» Requirements: In the listing below, pick out lines with "image".

Dataset records:
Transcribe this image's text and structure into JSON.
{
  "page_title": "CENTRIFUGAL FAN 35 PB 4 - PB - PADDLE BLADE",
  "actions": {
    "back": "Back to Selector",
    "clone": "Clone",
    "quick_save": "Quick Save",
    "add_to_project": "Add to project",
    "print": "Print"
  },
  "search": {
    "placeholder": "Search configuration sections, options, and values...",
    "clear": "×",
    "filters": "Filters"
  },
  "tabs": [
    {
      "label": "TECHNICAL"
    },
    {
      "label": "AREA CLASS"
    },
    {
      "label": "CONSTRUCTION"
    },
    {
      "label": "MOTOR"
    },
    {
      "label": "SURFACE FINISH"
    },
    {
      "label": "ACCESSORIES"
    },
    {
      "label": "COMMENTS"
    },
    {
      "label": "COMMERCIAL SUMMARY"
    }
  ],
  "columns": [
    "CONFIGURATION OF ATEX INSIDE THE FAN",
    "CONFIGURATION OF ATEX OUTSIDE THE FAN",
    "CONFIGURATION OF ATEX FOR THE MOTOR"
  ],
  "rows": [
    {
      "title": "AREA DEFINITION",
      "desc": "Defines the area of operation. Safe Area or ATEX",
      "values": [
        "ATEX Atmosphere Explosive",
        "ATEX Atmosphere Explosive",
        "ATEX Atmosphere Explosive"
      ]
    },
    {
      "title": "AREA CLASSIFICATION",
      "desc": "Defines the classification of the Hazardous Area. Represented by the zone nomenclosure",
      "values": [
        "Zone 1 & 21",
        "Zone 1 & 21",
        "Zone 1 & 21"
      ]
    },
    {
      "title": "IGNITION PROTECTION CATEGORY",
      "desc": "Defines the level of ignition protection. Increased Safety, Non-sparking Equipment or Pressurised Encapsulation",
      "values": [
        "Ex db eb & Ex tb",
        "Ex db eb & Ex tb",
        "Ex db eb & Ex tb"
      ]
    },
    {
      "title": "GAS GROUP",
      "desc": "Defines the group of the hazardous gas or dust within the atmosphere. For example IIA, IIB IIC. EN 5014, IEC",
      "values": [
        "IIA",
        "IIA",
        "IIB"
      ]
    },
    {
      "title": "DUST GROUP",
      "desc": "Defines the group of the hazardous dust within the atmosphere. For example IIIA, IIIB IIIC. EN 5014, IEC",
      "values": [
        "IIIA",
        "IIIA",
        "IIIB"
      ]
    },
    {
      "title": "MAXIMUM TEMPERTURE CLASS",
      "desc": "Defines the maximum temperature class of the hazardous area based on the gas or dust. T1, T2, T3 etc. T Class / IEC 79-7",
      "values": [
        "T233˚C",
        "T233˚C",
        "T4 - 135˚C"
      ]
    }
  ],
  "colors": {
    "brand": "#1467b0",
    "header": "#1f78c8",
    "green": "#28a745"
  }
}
==
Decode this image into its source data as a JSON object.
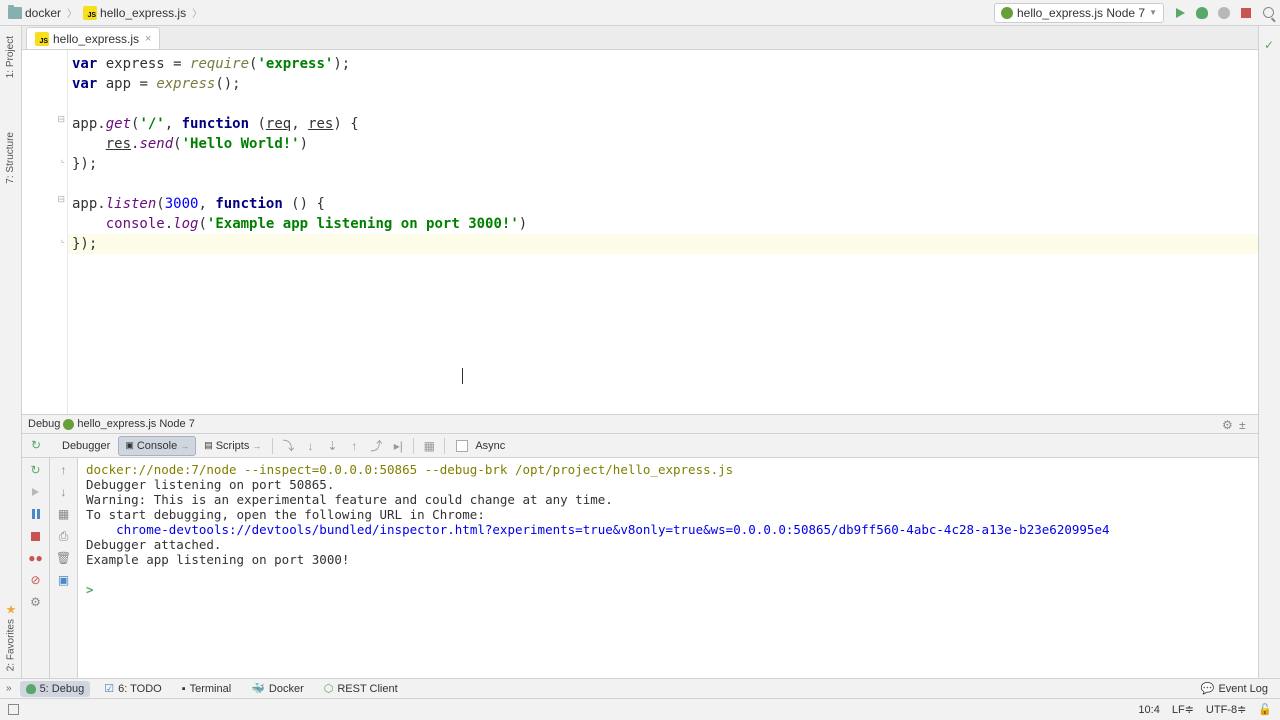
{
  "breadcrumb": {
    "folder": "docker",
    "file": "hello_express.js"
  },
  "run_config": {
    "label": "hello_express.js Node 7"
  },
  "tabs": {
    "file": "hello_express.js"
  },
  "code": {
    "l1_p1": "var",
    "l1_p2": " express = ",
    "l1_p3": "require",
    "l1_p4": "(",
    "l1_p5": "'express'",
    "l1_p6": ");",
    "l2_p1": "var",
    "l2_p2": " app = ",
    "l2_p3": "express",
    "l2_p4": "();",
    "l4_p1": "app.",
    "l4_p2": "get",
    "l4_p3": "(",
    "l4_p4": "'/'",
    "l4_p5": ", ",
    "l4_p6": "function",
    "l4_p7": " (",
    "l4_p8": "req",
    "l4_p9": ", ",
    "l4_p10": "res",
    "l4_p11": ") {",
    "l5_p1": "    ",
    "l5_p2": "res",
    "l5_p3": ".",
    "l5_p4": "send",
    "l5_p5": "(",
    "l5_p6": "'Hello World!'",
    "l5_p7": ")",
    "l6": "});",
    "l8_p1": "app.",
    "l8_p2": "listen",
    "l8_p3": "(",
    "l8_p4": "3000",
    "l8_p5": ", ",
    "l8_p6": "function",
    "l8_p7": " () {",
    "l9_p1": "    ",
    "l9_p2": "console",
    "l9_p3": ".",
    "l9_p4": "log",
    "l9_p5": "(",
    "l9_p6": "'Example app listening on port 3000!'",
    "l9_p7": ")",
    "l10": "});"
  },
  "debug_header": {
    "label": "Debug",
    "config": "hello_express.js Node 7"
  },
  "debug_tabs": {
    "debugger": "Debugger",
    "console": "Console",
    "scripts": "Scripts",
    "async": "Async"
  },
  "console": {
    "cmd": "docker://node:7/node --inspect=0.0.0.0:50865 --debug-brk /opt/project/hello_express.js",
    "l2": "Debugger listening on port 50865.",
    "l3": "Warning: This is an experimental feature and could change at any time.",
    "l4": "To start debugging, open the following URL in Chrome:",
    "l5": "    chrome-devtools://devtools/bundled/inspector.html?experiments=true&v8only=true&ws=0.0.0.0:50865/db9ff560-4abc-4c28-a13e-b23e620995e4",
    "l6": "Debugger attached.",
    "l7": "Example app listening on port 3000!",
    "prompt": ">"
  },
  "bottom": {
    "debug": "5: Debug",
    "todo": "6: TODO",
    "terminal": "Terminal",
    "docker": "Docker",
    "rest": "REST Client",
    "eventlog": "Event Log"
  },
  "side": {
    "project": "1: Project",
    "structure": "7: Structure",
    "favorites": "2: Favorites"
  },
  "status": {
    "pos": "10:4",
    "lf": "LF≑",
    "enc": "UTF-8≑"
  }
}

» Solution:
Transcribe this image's text and structure into JSON.
Decode this image into its source data as a JSON object.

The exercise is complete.